Task objective:
Find the lines holding the string "урожайности" in the data, then copy all of them.

Task material:
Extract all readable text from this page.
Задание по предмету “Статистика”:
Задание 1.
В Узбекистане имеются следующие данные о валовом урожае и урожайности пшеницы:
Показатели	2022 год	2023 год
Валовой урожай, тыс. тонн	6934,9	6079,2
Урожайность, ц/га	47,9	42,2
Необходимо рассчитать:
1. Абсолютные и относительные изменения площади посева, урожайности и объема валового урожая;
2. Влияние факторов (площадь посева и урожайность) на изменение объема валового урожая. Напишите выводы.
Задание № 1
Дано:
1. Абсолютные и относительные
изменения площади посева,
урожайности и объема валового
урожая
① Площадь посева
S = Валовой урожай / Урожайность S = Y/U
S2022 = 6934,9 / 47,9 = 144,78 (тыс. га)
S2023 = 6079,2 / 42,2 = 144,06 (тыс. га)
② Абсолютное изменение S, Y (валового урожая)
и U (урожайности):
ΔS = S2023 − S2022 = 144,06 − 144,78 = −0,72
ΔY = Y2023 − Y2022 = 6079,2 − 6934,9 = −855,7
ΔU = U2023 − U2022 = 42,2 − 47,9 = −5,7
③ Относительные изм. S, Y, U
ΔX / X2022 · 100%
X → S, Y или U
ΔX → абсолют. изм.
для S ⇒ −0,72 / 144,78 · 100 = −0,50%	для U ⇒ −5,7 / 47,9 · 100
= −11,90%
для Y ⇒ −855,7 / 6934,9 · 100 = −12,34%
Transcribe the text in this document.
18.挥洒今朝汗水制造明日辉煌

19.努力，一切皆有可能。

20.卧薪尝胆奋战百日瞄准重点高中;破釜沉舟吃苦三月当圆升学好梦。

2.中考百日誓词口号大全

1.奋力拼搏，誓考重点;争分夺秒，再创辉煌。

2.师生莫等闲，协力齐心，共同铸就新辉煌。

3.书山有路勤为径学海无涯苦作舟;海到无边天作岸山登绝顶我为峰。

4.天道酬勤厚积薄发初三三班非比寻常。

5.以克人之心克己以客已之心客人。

Answer:
В Узбекистане имеются следующие данные о валовом урожае и урожайности пшеницы:
1. Абсолютные и относительные изменения площади посева, урожайности и объема валового урожая;
урожайности и объема валового
и U (урожайности):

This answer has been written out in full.